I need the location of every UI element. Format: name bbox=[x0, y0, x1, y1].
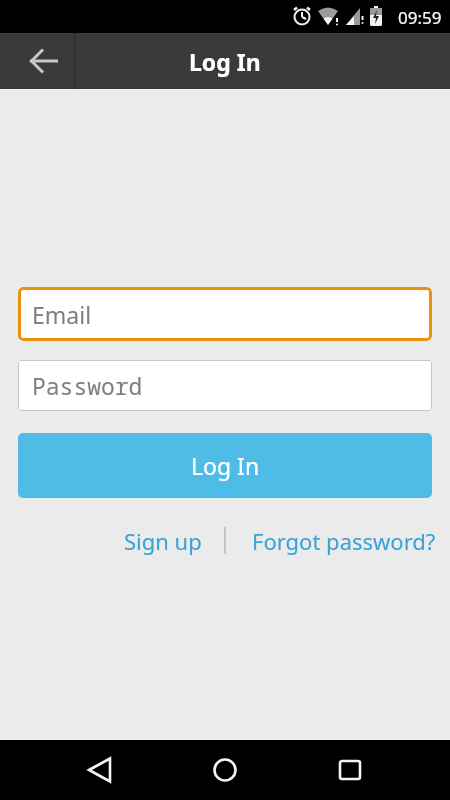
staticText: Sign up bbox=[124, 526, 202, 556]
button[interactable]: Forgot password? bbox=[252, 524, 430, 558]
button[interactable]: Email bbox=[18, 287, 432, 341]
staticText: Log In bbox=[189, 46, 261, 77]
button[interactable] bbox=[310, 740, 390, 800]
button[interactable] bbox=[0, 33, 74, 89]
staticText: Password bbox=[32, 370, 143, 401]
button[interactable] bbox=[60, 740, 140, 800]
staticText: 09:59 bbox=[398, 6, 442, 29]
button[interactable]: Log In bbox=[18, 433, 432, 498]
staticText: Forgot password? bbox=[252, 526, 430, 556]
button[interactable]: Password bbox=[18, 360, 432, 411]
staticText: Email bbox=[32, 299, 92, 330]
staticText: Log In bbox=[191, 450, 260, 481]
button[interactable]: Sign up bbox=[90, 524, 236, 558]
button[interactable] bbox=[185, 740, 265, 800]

• [Job]: Render every line of the records above as a Markdown table with the columns Row and Line, numbering the rows in order and skipping blank lines. Leave out the picture.

• [Complete output]:
| Row | Line |
|---|---|
| 1 | I need the location of every UI element. Format: name bbox=[x0, y0, x1, y1]. |
| 2 | staticText: Sign up bbox=[124, 526, 202, 556] |
| 3 | button[interactable]: Forgot password? bbox=[252, 524, 430, 558] |
| 4 | button[interactable]: Email bbox=[18, 287, 432, 341] |
| 5 | staticText: Log In bbox=[189, 46, 261, 77] |
| 6 | button[interactable] bbox=[310, 740, 390, 800] |
| 7 | button[interactable] bbox=[0, 33, 74, 89] |
| 8 | staticText: Password bbox=[32, 370, 143, 401] |
| 9 | button[interactable] bbox=[60, 740, 140, 800] |
| 10 | staticText: 09:59 bbox=[398, 6, 442, 29] |
| 11 | button[interactable]: Log In bbox=[18, 433, 432, 498] |
| 12 | staticText: Forgot password? bbox=[252, 526, 430, 556] |
| 13 | button[interactable]: Password bbox=[18, 360, 432, 411] |
| 14 | staticText: Email bbox=[32, 299, 92, 330] |
| 15 | staticText: Log In bbox=[191, 450, 260, 481] |
| 16 | button[interactable]: Sign up bbox=[90, 524, 236, 558] |
| 17 | button[interactable] bbox=[185, 740, 265, 800] |